__WRITTEN PROBLEM__: Repeat each line of the material below exactly as it appears, minus any pictures.

__EXTRACTED RECORDS__:
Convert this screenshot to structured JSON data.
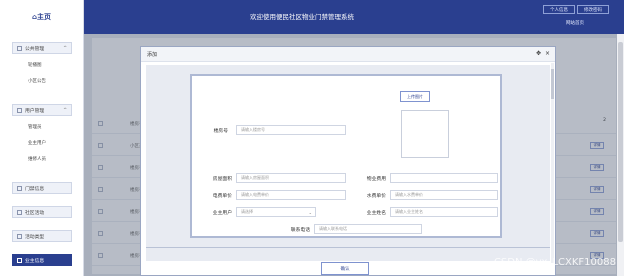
{
  "header": {
    "logo": "⌂主页",
    "title": "欢迎使用便民社区物业门禁管理系统",
    "btn_personal": "个人信息",
    "btn_password": "修改密码",
    "link_home": "网站首页"
  },
  "sidebar": {
    "groups": [
      {
        "label": "公共管理",
        "chev": "^"
      },
      {
        "label": "用户管理",
        "chev": "^"
      },
      {
        "label": "门禁信息"
      },
      {
        "label": "社区活动"
      },
      {
        "label": "活动类型"
      },
      {
        "label": "业主信息"
      }
    ],
    "subs": [
      "轮播图",
      "小区公告",
      "管理员",
      "业主用户",
      "维修人员"
    ]
  },
  "background_table": {
    "rows": [
      {
        "text": "楼房号"
      },
      {
        "text": "小区某某楼"
      },
      {
        "text": "楼房号"
      },
      {
        "text": "楼房号"
      },
      {
        "text": "楼房号"
      },
      {
        "text": "楼房号"
      },
      {
        "text": "楼房号"
      }
    ],
    "row_btn": "详情",
    "pager_text": "2"
  },
  "modal": {
    "title": "添加",
    "move_icon": "✥",
    "close_icon": "×",
    "upload_button": "上传图片",
    "fields": {
      "building_no": {
        "label": "楼房号",
        "placeholder": "请输入楼房号"
      },
      "area": {
        "label": "房屋面积",
        "placeholder": "请输入房屋面积"
      },
      "property_fee": {
        "label": "物业费用",
        "placeholder": ""
      },
      "electric_price": {
        "label": "电费单价",
        "placeholder": "请输入电费单价"
      },
      "water_price": {
        "label": "水费单价",
        "placeholder": "请输入水费单价"
      },
      "owner_user": {
        "label": "业主用户",
        "value": "请选择"
      },
      "owner_name": {
        "label": "业主姓名",
        "placeholder": "请输入业主姓名"
      },
      "phone": {
        "label": "联系电话",
        "placeholder": "请输入联系电话"
      }
    },
    "confirm": "确认"
  },
  "watermark": "CSDN @vx_LCXKF10088"
}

__RESPONSE TO THIS TASK__:
Convert this screenshot to structured JSON data.
{
  "header": {
    "logo": "⌂主页",
    "title": "欢迎使用便民社区物业门禁管理系统",
    "btn_personal": "个人信息",
    "btn_password": "修改密码",
    "link_home": "网站首页"
  },
  "sidebar": {
    "groups": [
      {
        "label": "公共管理",
        "chev": "^"
      },
      {
        "label": "用户管理",
        "chev": "^"
      },
      {
        "label": "门禁信息"
      },
      {
        "label": "社区活动"
      },
      {
        "label": "活动类型"
      },
      {
        "label": "业主信息"
      }
    ],
    "subs": [
      "轮播图",
      "小区公告",
      "管理员",
      "业主用户",
      "维修人员"
    ]
  },
  "background_table": {
    "rows": [
      {
        "text": "楼房号"
      },
      {
        "text": "小区某某楼"
      },
      {
        "text": "楼房号"
      },
      {
        "text": "楼房号"
      },
      {
        "text": "楼房号"
      },
      {
        "text": "楼房号"
      },
      {
        "text": "楼房号"
      }
    ],
    "row_btn": "详情",
    "pager_text": "2"
  },
  "modal": {
    "title": "添加",
    "move_icon": "✥",
    "close_icon": "×",
    "upload_button": "上传图片",
    "fields": {
      "building_no": {
        "label": "楼房号",
        "placeholder": "请输入楼房号"
      },
      "area": {
        "label": "房屋面积",
        "placeholder": "请输入房屋面积"
      },
      "property_fee": {
        "label": "物业费用",
        "placeholder": ""
      },
      "electric_price": {
        "label": "电费单价",
        "placeholder": "请输入电费单价"
      },
      "water_price": {
        "label": "水费单价",
        "placeholder": "请输入水费单价"
      },
      "owner_user": {
        "label": "业主用户",
        "value": "请选择"
      },
      "owner_name": {
        "label": "业主姓名",
        "placeholder": "请输入业主姓名"
      },
      "phone": {
        "label": "联系电话",
        "placeholder": "请输入联系电话"
      }
    },
    "confirm": "确认"
  },
  "watermark": "CSDN @vx_LCXKF10088"
}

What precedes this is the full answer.